» Information given
........

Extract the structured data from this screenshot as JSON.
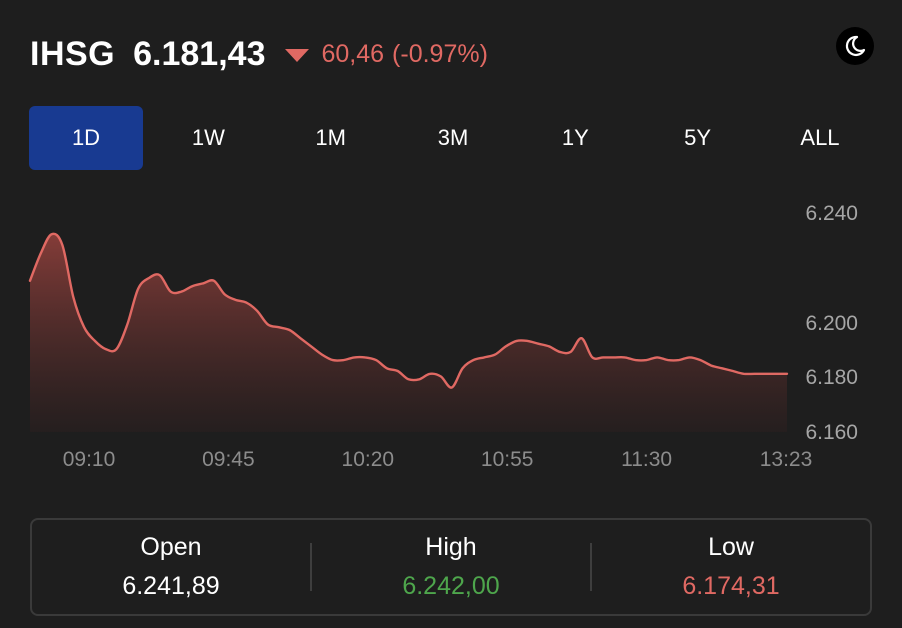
{
  "header": {
    "ticker": "IHSG",
    "price": "6.181,43",
    "change": "60,46",
    "change_pct": "(-0.97%)",
    "direction": "down",
    "down_color": "#e06963",
    "theme_icon": "moon-icon"
  },
  "tabs": [
    {
      "label": "1D",
      "active": true
    },
    {
      "label": "1W",
      "active": false
    },
    {
      "label": "1M",
      "active": false
    },
    {
      "label": "3M",
      "active": false
    },
    {
      "label": "1Y",
      "active": false
    },
    {
      "label": "5Y",
      "active": false
    },
    {
      "label": "ALL",
      "active": false
    }
  ],
  "chart_data": {
    "type": "area",
    "x_tick_labels": [
      "09:10",
      "09:45",
      "10:20",
      "10:55",
      "11:30",
      "13:23"
    ],
    "y_tick_labels": [
      "6.240",
      "6.200",
      "6.180",
      "6.160"
    ],
    "y_ticks": [
      6240,
      6200,
      6180,
      6160
    ],
    "ylim": [
      6160,
      6245
    ],
    "grid": false,
    "line_color": "#e06963",
    "series": [
      {
        "values": [
          6216,
          6226,
          6233,
          6229,
          6210,
          6199,
          6194,
          6191,
          6191,
          6200,
          6213,
          6217,
          6218,
          6212,
          6212,
          6214,
          6215,
          6216,
          6211,
          6209,
          6208,
          6205,
          6200,
          6199,
          6198,
          6195,
          6192,
          6189,
          6187,
          6187,
          6188,
          6188,
          6187,
          6184,
          6183,
          6180,
          6180,
          6182,
          6181,
          6177,
          6184,
          6187,
          6188,
          6189,
          6192,
          6194,
          6194,
          6193,
          6192,
          6190,
          6190,
          6195,
          6188,
          6188,
          6188,
          6188,
          6187,
          6187,
          6188,
          6187,
          6187,
          6188,
          6187,
          6185,
          6184,
          6183,
          6182,
          6182,
          6182,
          6182,
          6182
        ]
      }
    ]
  },
  "stats": {
    "open_label": "Open",
    "open_value": "6.241,89",
    "high_label": "High",
    "high_value": "6.242,00",
    "high_color": "#4ea64c",
    "low_label": "Low",
    "low_value": "6.174,31",
    "low_color": "#e06963"
  }
}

........

» Problem details
Transcribe all the lines above exactly, apart from the pictures.

» In response
Extract the structured data from this screenshot as JSON.
{
  "header": {
    "ticker": "IHSG",
    "price": "6.181,43",
    "change": "60,46",
    "change_pct": "(-0.97%)",
    "direction": "down",
    "down_color": "#e06963",
    "theme_icon": "moon-icon"
  },
  "tabs": [
    {
      "label": "1D",
      "active": true
    },
    {
      "label": "1W",
      "active": false
    },
    {
      "label": "1M",
      "active": false
    },
    {
      "label": "3M",
      "active": false
    },
    {
      "label": "1Y",
      "active": false
    },
    {
      "label": "5Y",
      "active": false
    },
    {
      "label": "ALL",
      "active": false
    }
  ],
  "chart_data": {
    "type": "area",
    "x_tick_labels": [
      "09:10",
      "09:45",
      "10:20",
      "10:55",
      "11:30",
      "13:23"
    ],
    "y_tick_labels": [
      "6.240",
      "6.200",
      "6.180",
      "6.160"
    ],
    "y_ticks": [
      6240,
      6200,
      6180,
      6160
    ],
    "ylim": [
      6160,
      6245
    ],
    "grid": false,
    "line_color": "#e06963",
    "series": [
      {
        "values": [
          6216,
          6226,
          6233,
          6229,
          6210,
          6199,
          6194,
          6191,
          6191,
          6200,
          6213,
          6217,
          6218,
          6212,
          6212,
          6214,
          6215,
          6216,
          6211,
          6209,
          6208,
          6205,
          6200,
          6199,
          6198,
          6195,
          6192,
          6189,
          6187,
          6187,
          6188,
          6188,
          6187,
          6184,
          6183,
          6180,
          6180,
          6182,
          6181,
          6177,
          6184,
          6187,
          6188,
          6189,
          6192,
          6194,
          6194,
          6193,
          6192,
          6190,
          6190,
          6195,
          6188,
          6188,
          6188,
          6188,
          6187,
          6187,
          6188,
          6187,
          6187,
          6188,
          6187,
          6185,
          6184,
          6183,
          6182,
          6182,
          6182,
          6182,
          6182
        ]
      }
    ]
  },
  "stats": {
    "open_label": "Open",
    "open_value": "6.241,89",
    "high_label": "High",
    "high_value": "6.242,00",
    "high_color": "#4ea64c",
    "low_label": "Low",
    "low_value": "6.174,31",
    "low_color": "#e06963"
  }
}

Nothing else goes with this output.